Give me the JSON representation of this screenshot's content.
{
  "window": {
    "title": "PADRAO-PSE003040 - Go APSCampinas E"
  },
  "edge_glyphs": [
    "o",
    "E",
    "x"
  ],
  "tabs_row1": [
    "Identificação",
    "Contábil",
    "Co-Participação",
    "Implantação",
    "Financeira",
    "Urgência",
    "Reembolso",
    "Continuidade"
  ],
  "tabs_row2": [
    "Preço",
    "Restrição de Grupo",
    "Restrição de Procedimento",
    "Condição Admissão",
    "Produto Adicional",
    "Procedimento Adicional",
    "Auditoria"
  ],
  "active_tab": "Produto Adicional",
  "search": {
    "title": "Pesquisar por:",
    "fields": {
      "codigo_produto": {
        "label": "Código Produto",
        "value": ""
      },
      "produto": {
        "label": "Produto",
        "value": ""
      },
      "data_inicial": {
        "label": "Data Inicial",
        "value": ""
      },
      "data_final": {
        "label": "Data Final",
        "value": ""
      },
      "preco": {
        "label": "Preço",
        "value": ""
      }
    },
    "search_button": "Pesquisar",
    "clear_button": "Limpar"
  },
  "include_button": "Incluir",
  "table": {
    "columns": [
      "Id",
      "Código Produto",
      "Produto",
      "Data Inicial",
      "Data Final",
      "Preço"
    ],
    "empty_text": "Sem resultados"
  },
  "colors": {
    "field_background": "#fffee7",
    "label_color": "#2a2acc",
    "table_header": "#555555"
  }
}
——————————
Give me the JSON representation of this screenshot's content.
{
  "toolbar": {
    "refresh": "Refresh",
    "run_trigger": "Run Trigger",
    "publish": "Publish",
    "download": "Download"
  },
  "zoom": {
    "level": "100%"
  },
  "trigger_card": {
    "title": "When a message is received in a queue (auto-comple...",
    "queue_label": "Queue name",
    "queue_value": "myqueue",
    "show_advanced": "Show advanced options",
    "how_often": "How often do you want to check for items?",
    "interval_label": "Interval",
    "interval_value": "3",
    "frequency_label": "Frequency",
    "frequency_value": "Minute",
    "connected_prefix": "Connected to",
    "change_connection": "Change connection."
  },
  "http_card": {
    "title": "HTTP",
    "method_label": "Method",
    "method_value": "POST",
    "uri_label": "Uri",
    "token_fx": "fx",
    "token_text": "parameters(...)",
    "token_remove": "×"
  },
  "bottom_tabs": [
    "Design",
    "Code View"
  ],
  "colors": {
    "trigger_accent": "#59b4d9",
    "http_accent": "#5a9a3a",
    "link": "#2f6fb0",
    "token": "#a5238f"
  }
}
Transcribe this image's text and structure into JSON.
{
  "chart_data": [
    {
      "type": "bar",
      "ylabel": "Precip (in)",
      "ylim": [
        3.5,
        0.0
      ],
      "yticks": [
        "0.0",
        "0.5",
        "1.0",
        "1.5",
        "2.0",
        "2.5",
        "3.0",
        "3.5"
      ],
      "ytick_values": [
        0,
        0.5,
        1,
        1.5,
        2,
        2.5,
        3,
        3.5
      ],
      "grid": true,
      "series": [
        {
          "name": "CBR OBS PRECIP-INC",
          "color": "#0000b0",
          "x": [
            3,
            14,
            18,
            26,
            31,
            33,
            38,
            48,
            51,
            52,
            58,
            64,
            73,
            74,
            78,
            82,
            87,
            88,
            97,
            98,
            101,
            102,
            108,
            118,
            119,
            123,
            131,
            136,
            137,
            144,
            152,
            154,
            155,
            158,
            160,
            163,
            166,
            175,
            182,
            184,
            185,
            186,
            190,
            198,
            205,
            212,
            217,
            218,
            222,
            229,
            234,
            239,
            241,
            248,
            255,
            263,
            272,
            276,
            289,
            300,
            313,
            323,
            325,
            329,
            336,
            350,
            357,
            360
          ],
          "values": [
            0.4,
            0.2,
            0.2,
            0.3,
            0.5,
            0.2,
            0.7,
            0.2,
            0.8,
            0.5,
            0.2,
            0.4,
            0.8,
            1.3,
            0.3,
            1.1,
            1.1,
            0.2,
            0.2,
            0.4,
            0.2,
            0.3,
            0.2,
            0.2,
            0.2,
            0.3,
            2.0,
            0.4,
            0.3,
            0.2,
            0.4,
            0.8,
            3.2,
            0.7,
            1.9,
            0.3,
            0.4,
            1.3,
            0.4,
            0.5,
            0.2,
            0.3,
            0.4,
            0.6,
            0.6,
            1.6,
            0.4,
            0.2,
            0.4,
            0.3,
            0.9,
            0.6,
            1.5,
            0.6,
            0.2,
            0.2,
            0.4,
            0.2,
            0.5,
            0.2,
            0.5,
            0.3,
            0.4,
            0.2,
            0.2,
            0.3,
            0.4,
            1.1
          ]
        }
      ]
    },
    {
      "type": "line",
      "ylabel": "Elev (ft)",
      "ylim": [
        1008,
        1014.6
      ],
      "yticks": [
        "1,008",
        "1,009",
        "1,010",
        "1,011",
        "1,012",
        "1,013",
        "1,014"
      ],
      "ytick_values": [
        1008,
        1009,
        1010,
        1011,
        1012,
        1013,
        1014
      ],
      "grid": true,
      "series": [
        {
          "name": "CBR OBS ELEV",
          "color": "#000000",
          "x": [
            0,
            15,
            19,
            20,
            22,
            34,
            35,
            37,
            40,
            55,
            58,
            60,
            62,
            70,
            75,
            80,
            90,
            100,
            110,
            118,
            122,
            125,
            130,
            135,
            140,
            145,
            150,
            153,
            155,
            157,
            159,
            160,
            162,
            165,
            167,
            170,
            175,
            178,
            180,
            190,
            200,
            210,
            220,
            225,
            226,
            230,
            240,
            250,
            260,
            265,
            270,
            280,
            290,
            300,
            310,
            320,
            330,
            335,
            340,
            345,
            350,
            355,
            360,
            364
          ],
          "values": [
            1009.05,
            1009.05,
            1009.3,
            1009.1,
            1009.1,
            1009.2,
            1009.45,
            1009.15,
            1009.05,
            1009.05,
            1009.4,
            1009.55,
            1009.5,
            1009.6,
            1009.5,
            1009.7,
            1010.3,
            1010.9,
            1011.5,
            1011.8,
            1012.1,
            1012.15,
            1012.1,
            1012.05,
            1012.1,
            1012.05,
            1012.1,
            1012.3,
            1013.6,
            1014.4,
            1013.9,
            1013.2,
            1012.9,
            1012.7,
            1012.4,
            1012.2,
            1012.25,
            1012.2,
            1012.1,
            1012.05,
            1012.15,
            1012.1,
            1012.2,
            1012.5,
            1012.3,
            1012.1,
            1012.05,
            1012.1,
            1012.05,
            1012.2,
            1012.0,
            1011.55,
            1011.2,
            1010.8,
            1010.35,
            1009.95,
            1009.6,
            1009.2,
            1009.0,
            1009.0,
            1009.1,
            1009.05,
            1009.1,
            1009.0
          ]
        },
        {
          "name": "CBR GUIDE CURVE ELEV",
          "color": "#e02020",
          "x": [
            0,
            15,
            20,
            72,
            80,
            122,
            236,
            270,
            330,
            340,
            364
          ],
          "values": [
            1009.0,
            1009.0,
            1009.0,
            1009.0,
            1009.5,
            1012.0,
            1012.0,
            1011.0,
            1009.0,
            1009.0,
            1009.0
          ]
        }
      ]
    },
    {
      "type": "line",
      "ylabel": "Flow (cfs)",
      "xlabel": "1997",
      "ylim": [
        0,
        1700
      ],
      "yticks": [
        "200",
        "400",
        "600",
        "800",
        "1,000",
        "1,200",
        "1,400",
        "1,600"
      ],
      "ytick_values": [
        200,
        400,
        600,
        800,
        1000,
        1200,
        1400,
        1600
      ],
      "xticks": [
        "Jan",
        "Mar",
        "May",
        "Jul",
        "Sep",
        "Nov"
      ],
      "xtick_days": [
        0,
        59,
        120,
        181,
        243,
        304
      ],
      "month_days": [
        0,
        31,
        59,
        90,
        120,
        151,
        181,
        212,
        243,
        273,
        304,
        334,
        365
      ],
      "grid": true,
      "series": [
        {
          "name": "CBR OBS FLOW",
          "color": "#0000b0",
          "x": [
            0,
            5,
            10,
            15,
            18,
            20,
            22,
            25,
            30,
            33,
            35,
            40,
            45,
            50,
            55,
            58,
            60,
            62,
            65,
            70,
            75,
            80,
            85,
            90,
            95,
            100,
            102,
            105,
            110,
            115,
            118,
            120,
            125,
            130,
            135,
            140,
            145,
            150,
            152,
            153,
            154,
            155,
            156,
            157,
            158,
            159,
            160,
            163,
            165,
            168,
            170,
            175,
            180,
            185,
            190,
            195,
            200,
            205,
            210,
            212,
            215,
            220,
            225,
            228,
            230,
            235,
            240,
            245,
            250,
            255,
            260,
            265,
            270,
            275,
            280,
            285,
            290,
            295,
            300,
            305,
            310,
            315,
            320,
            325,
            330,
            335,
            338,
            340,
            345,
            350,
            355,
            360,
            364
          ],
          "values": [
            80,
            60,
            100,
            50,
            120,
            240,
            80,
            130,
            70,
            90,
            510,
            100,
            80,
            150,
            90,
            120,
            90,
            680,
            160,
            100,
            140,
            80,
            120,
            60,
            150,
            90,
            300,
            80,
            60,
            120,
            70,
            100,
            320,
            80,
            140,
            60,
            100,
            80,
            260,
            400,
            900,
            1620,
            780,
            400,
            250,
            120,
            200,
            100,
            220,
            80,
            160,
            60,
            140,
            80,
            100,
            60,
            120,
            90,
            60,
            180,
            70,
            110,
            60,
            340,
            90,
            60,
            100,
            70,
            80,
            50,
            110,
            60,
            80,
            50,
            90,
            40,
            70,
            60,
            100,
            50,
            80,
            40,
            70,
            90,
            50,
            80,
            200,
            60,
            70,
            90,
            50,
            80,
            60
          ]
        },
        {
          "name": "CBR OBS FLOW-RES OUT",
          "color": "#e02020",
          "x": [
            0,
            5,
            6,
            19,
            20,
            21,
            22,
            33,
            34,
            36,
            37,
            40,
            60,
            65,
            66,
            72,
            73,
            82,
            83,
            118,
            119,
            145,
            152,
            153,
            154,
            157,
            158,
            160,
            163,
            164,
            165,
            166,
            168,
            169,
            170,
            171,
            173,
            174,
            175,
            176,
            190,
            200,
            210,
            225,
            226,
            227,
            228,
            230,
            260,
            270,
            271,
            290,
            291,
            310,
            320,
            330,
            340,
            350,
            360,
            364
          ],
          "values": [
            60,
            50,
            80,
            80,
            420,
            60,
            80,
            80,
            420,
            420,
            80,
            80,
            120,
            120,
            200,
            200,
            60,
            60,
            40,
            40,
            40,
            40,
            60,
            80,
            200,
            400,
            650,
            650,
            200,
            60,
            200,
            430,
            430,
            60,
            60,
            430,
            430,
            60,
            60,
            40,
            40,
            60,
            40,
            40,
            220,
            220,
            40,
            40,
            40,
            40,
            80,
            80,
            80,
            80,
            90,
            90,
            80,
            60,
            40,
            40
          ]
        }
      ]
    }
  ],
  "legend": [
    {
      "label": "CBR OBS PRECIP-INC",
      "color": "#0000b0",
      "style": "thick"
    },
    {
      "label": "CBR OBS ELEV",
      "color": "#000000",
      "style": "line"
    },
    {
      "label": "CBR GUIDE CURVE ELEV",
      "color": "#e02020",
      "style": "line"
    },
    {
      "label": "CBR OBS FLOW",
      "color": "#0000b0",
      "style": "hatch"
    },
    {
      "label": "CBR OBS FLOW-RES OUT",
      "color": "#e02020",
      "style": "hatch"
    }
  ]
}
——————————
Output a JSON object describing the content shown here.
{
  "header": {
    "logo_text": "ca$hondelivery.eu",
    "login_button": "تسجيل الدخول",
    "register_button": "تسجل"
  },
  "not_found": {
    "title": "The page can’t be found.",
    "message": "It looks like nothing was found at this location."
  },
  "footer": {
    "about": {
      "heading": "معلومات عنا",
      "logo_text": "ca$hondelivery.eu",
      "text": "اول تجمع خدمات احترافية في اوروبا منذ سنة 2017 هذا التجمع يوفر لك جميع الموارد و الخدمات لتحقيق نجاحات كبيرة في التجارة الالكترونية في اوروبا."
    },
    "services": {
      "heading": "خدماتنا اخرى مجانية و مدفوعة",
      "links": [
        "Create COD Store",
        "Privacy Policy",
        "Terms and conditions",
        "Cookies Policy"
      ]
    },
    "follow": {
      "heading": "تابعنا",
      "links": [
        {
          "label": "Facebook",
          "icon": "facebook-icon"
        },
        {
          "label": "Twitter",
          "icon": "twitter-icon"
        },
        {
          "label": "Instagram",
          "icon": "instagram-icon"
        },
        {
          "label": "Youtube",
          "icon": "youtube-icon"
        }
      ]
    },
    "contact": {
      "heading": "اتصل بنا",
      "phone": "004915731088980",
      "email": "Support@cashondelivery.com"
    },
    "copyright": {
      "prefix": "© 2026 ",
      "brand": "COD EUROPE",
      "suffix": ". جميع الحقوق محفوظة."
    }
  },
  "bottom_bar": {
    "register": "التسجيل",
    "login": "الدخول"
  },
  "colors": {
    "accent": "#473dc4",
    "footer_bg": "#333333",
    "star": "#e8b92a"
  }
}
——————————
• Short task
Tally the lines of the listing above that include the word "Código". Answer with the number alone.

• The reply
2